- [What is needed]: From the listing below, pick out each line with the word "screenshot".
[begin Data shown]
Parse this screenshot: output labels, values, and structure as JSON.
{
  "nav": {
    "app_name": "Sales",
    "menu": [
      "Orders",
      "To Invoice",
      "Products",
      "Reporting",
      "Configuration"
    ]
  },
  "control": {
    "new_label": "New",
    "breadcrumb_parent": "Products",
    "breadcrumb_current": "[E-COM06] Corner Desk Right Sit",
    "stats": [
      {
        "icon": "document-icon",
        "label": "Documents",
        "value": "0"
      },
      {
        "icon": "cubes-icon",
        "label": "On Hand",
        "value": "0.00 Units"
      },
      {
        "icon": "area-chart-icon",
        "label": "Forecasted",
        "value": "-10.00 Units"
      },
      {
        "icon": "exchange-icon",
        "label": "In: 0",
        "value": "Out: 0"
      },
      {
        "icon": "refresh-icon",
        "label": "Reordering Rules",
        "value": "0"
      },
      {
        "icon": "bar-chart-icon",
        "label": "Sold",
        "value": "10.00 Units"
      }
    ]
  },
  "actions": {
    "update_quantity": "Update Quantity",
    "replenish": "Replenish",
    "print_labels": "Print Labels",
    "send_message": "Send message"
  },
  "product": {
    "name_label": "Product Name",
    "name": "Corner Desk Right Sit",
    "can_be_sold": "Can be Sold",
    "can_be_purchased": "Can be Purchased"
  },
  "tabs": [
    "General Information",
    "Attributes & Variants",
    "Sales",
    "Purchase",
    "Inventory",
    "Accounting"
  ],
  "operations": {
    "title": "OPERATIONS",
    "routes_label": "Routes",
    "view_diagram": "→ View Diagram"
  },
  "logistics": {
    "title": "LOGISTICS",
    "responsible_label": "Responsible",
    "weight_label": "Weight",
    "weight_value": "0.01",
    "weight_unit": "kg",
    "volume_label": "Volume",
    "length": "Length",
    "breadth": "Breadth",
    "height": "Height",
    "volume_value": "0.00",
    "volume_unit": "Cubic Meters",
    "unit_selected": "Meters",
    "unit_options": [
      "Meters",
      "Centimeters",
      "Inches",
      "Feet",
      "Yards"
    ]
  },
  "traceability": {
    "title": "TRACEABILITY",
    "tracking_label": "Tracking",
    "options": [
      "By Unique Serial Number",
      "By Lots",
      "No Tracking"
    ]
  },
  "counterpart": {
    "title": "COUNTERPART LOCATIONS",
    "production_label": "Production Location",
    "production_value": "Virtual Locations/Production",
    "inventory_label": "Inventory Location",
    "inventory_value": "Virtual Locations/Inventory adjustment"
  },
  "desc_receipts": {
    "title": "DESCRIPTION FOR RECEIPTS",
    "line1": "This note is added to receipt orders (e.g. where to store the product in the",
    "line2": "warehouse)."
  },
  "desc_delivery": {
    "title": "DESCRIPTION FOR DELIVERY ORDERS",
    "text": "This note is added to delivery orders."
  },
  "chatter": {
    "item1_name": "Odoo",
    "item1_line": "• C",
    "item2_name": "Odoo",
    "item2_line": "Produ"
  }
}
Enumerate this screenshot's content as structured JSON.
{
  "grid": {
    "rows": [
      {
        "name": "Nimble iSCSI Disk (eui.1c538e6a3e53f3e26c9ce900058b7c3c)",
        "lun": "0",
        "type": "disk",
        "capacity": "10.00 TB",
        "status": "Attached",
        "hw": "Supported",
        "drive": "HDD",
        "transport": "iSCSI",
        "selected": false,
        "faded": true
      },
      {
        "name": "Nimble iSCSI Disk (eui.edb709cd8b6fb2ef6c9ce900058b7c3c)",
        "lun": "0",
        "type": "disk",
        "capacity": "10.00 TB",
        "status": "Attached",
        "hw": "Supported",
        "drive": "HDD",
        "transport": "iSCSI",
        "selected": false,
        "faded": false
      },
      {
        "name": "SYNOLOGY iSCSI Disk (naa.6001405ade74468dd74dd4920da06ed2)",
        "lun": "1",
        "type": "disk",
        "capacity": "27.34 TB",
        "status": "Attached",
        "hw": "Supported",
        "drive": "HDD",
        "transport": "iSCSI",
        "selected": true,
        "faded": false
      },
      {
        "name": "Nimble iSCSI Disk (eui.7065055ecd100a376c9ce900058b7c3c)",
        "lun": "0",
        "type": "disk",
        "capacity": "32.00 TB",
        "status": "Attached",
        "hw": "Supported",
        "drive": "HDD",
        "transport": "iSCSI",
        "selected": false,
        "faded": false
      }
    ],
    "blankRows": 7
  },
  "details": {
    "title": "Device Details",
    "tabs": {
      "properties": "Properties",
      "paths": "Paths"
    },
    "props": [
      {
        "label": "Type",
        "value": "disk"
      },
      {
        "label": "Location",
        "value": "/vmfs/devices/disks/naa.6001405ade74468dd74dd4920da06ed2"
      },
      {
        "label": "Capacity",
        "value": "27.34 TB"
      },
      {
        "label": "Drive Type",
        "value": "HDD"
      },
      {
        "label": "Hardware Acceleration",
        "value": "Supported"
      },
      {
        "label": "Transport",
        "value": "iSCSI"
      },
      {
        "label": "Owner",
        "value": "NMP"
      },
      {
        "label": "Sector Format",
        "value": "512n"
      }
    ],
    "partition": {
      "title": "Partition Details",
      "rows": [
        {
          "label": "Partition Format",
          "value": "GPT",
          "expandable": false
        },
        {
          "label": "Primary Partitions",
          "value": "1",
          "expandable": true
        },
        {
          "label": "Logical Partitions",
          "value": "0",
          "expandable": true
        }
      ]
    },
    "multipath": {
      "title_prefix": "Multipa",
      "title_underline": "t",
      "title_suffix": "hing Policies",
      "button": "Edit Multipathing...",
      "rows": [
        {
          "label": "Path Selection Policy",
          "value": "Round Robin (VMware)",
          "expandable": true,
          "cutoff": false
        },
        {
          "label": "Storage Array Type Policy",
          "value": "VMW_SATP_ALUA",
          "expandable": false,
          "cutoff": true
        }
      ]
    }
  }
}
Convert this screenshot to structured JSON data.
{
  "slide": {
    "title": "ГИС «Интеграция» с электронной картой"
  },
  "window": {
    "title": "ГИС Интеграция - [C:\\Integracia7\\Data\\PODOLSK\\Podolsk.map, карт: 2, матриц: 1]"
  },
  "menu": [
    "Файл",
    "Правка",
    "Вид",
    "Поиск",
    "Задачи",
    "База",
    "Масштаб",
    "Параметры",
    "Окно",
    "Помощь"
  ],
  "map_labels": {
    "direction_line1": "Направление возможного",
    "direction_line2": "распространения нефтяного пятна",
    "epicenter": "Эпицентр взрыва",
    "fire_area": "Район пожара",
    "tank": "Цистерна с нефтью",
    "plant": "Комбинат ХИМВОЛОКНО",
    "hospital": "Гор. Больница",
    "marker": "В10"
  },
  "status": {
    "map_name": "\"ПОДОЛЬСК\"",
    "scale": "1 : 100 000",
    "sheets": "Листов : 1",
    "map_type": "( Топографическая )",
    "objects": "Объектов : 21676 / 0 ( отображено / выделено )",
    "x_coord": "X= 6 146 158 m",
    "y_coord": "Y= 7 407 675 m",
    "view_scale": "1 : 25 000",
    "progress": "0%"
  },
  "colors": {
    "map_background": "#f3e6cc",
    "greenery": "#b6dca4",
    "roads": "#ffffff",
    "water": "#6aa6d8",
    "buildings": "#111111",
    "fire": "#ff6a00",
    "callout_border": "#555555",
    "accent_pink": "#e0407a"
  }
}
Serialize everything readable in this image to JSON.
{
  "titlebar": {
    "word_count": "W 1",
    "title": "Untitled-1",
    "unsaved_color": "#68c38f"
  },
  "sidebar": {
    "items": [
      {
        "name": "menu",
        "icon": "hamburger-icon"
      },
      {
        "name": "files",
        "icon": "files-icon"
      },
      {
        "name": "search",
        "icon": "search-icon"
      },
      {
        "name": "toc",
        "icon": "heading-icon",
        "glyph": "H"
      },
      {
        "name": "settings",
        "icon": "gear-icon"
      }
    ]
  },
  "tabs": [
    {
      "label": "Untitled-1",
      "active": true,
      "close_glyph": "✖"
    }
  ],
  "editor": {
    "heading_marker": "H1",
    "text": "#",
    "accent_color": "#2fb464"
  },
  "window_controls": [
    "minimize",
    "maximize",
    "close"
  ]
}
[end Data shown]
- [Result for this exercise]:
Parse this screenshot: output labels, values, and structure as JSON.
Enumerate this screenshot's content as structured JSON.
Convert this screenshot to structured JSON data.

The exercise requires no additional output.